Figure record extracts:
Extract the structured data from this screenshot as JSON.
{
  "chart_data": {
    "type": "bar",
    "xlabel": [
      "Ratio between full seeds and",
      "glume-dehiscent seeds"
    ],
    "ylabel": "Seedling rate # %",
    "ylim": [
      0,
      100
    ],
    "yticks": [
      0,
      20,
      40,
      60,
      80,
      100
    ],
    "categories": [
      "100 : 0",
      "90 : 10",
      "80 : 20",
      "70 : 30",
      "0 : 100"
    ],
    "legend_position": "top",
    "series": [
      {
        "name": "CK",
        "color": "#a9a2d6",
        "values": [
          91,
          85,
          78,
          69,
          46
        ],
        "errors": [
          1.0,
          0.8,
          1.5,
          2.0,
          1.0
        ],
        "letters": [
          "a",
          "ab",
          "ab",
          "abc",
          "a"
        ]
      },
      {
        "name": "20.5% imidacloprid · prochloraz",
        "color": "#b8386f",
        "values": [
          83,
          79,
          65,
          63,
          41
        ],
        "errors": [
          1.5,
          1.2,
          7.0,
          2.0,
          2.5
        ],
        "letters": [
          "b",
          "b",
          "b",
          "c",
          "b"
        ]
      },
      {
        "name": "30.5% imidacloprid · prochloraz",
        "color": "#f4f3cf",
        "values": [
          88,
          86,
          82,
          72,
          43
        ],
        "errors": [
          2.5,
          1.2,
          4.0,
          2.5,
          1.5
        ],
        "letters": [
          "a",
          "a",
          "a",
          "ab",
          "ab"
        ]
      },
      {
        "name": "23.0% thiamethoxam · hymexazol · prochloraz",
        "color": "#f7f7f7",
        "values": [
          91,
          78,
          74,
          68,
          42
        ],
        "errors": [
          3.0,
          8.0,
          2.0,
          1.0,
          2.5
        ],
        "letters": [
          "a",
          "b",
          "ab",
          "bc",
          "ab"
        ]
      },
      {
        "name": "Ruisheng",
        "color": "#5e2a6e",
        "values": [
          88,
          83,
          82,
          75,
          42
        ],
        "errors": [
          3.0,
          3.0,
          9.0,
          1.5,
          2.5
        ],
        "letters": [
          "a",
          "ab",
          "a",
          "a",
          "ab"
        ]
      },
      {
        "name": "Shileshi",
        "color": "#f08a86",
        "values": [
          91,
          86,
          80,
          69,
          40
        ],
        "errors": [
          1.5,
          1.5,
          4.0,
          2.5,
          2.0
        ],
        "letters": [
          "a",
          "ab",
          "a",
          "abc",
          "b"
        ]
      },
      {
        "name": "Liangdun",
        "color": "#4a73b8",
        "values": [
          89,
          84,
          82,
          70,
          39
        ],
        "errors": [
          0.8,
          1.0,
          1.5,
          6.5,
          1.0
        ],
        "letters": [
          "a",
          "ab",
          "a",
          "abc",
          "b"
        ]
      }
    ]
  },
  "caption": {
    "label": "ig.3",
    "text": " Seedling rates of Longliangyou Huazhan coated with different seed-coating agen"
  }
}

→ **CHALLENGE**: All of the entries must be quoted exactly; please include each one.

→ **ANSWER TO THIS TASK**:
Extract the structured data from this screenshot as JSON.
{
  "chart_data": {
    "type": "bar",
    "xlabel": [
      "Ratio between full seeds and",
      "glume-dehiscent seeds"
    ],
    "ylabel": "Seedling rate # %",
    "ylim": [
      0,
      100
    ],
    "yticks": [
      0,
      20,
      40,
      60,
      80,
      100
    ],
    "categories": [
      "100 : 0",
      "90 : 10",
      "80 : 20",
      "70 : 30",
      "0 : 100"
    ],
    "legend_position": "top",
    "series": [
      {
        "name": "CK",
        "color": "#a9a2d6",
        "values": [
          91,
          85,
          78,
          69,
          46
        ],
        "errors": [
          1.0,
          0.8,
          1.5,
          2.0,
          1.0
        ],
        "letters": [
          "a",
          "ab",
          "ab",
          "abc",
          "a"
        ]
      },
      {
        "name": "20.5% imidacloprid · prochloraz",
        "color": "#b8386f",
        "values": [
          83,
          79,
          65,
          63,
          41
        ],
        "errors": [
          1.5,
          1.2,
          7.0,
          2.0,
          2.5
        ],
        "letters": [
          "b",
          "b",
          "b",
          "c",
          "b"
        ]
      },
      {
        "name": "30.5% imidacloprid · prochloraz",
        "color": "#f4f3cf",
        "values": [
          88,
          86,
          82,
          72,
          43
        ],
        "errors": [
          2.5,
          1.2,
          4.0,
          2.5,
          1.5
        ],
        "letters": [
          "a",
          "a",
          "a",
          "ab",
          "ab"
        ]
      },
      {
        "name": "23.0% thiamethoxam · hymexazol · prochloraz",
        "color": "#f7f7f7",
        "values": [
          91,
          78,
          74,
          68,
          42
        ],
        "errors": [
          3.0,
          8.0,
          2.0,
          1.0,
          2.5
        ],
        "letters": [
          "a",
          "b",
          "ab",
          "bc",
          "ab"
        ]
      },
      {
        "name": "Ruisheng",
        "color": "#5e2a6e",
        "values": [
          88,
          83,
          82,
          75,
          42
        ],
        "errors": [
          3.0,
          3.0,
          9.0,
          1.5,
          2.5
        ],
        "letters": [
          "a",
          "ab",
          "a",
          "a",
          "ab"
        ]
      },
      {
        "name": "Shileshi",
        "color": "#f08a86",
        "values": [
          91,
          86,
          80,
          69,
          40
        ],
        "errors": [
          1.5,
          1.5,
          4.0,
          2.5,
          2.0
        ],
        "letters": [
          "a",
          "ab",
          "a",
          "abc",
          "b"
        ]
      },
      {
        "name": "Liangdun",
        "color": "#4a73b8",
        "values": [
          89,
          84,
          82,
          70,
          39
        ],
        "errors": [
          0.8,
          1.0,
          1.5,
          6.5,
          1.0
        ],
        "letters": [
          "a",
          "ab",
          "a",
          "abc",
          "b"
        ]
      }
    ]
  },
  "caption": {
    "label": "ig.3",
    "text": " Seedling rates of Longliangyou Huazhan coated with different seed-coating agen"
  }
}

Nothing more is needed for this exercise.